**Items**
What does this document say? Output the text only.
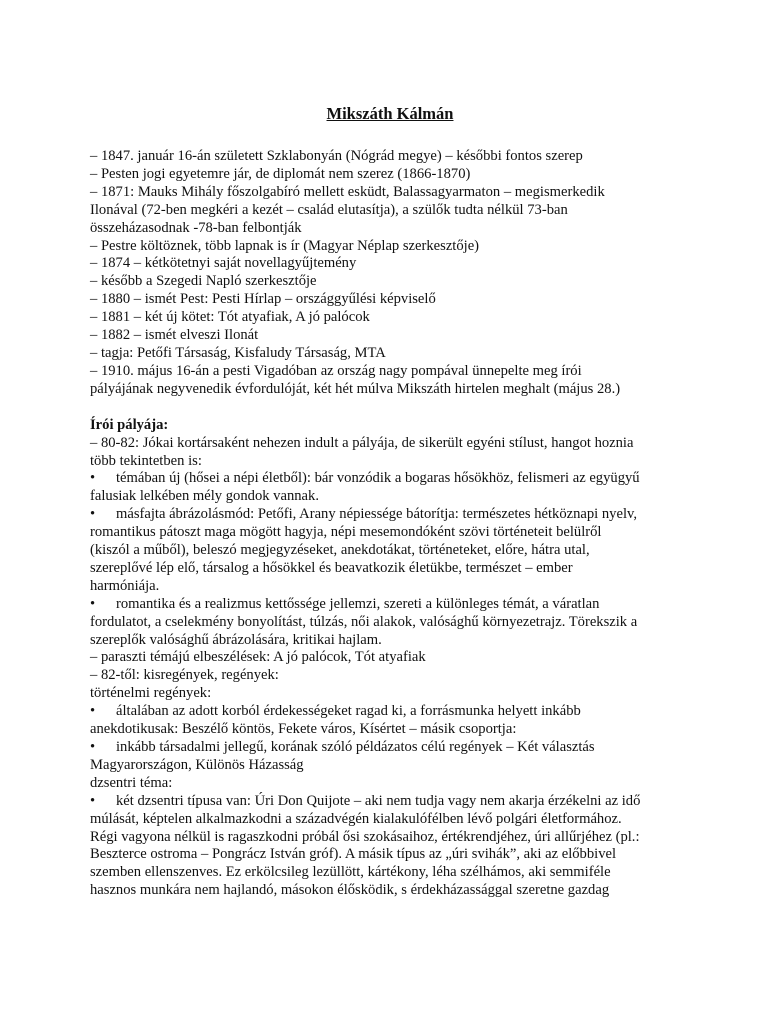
Mikszáth Kálmán
– 1847. január 16-án született Szklabonyán (Nógrád megye) – későbbi fontos szerep
– Pesten jogi egyetemre jár, de diplomát nem szerez (1866-1870)
– 1871: Mauks Mihály főszolgabíró mellett esküdt, Balassagyarmaton – megismerkedik
Ilonával (72-ben megkéri a kezét – család elutasítja), a szülők tudta nélkül 73-ban
összeházasodnak -78-ban felbontják
– Pestre költöznek, több lapnak is ír (Magyar Néplap szerkesztője)
– 1874 – kétkötetnyi saját novellagyűjtemény
– később a Szegedi Napló szerkesztője
– 1880 – ismét Pest: Pesti Hírlap – országgyűlési képviselő
– 1881 – két új kötet: Tót atyafiak, A jó palócok
– 1882 – ismét elveszi Ilonát
– tagja: Petőfi Társaság, Kisfaludy Társaság, MTA
– 1910. május 16-án a pesti Vigadóban az ország nagy pompával ünnepelte meg írói
pályájának negyvenedik évfordulóját, két hét múlva Mikszáth hirtelen meghalt (május 28.)
Írói pályája:
– 80-82: Jókai kortársaként nehezen indult a pályája, de sikerült egyéni stílust, hangot hoznia
több tekintetben is:
• témában új (hősei a népi életből): bár vonzódik a bogaras hősökhöz, felismeri az együgyű
falusiak lelkében mély gondok vannak.
• másfajta ábrázolásmód: Petőfi, Arany népiessége bátorítja: természetes hétköznapi nyelv,
romantikus pátoszt maga mögött hagyja, népi mesemondóként szövi történeteit belülről
(kiszól a műből), beleszó megjegyzéseket, anekdotákat, történeteket, előre, hátra utal,
szereplővé lép elő, társalog a hősökkel és beavatkozik életükbe, természet – ember
harmóniája.
• romantika és a realizmus kettőssége jellemzi, szereti a különleges témát, a váratlan
fordulatot, a cselekmény bonyolítást, túlzás, női alakok, valósághű környezetrajz. Törekszik a
szereplők valósághű ábrázolására, kritikai hajlam.
– paraszti témájú elbeszélések: A jó palócok, Tót atyafiak
– 82-től: kisregények, regények:
történelmi regények:
• általában az adott korból érdekességeket ragad ki, a forrásmunka helyett inkább
anekdotikusak: Beszélő köntös, Fekete város, Kísértet – másik csoportja:
• inkább társadalmi jellegű, korának szóló példázatos célú regények – Két választás
Magyarországon, Különös Házasság
dzsentri téma:
• két dzsentri típusa van: Úri Don Quijote – aki nem tudja vagy nem akarja érzékelni az idő
múlását, képtelen alkalmazkodni a századvégén kialakulófélben lévő polgári életformához.
Régi vagyona nélkül is ragaszkodni próbál ősi szokásaihoz, értékrendjéhez, úri allűrjéhez (pl.:
Beszterce ostroma – Pongrácz István gróf). A másik típus az „úri svihák”, aki az előbbivel
szemben ellenszenves. Ez erkölcsileg lezüllött, kártékony, léha szélhámos, aki semmiféle
hasznos munkára nem hajlandó, másokon élősködik, s érdekházassággal szeretne gazdag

**Objective**
Quote the entries above word for word. Leave the images out.

**Written reply**
What does this document say? Output the text only.
Mikszáth Kálmán
– 1847. január 16-án született Szklabonyán (Nógrád megye) – későbbi fontos szerep
– Pesten jogi egyetemre jár, de diplomát nem szerez (1866-1870)
– 1871: Mauks Mihály főszolgabíró mellett esküdt, Balassagyarmaton – megismerkedik
Ilonával (72-ben megkéri a kezét – család elutasítja), a szülők tudta nélkül 73-ban
összeházasodnak -78-ban felbontják
– Pestre költöznek, több lapnak is ír (Magyar Néplap szerkesztője)
– 1874 – kétkötetnyi saját novellagyűjtemény
– később a Szegedi Napló szerkesztője
– 1880 – ismét Pest: Pesti Hírlap – országgyűlési képviselő
– 1881 – két új kötet: Tót atyafiak, A jó palócok
– 1882 – ismét elveszi Ilonát
– tagja: Petőfi Társaság, Kisfaludy Társaság, MTA
– 1910. május 16-án a pesti Vigadóban az ország nagy pompával ünnepelte meg írói
pályájának negyvenedik évfordulóját, két hét múlva Mikszáth hirtelen meghalt (május 28.)
Írói pályája:
– 80-82: Jókai kortársaként nehezen indult a pályája, de sikerült egyéni stílust, hangot hoznia
több tekintetben is:
• témában új (hősei a népi életből): bár vonzódik a bogaras hősökhöz, felismeri az együgyű
falusiak lelkében mély gondok vannak.
• másfajta ábrázolásmód: Petőfi, Arany népiessége bátorítja: természetes hétköznapi nyelv,
romantikus pátoszt maga mögött hagyja, népi mesemondóként szövi történeteit belülről
(kiszól a műből), beleszó megjegyzéseket, anekdotákat, történeteket, előre, hátra utal,
szereplővé lép elő, társalog a hősökkel és beavatkozik életükbe, természet – ember
harmóniája.
• romantika és a realizmus kettőssége jellemzi, szereti a különleges témát, a váratlan
fordulatot, a cselekmény bonyolítást, túlzás, női alakok, valósághű környezetrajz. Törekszik a
szereplők valósághű ábrázolására, kritikai hajlam.
– paraszti témájú elbeszélések: A jó palócok, Tót atyafiak
– 82-től: kisregények, regények:
történelmi regények:
• általában az adott korból érdekességeket ragad ki, a forrásmunka helyett inkább
anekdotikusak: Beszélő köntös, Fekete város, Kísértet – másik csoportja:
• inkább társadalmi jellegű, korának szóló példázatos célú regények – Két választás
Magyarországon, Különös Házasság
dzsentri téma:
• két dzsentri típusa van: Úri Don Quijote – aki nem tudja vagy nem akarja érzékelni az idő
múlását, képtelen alkalmazkodni a századvégén kialakulófélben lévő polgári életformához.
Régi vagyona nélkül is ragaszkodni próbál ősi szokásaihoz, értékrendjéhez, úri allűrjéhez (pl.:
Beszterce ostroma – Pongrácz István gróf). A másik típus az „úri svihák”, aki az előbbivel
szemben ellenszenves. Ez erkölcsileg lezüllött, kártékony, léha szélhámos, aki semmiféle
hasznos munkára nem hajlandó, másokon élősködik, s érdekházassággal szeretne gazdag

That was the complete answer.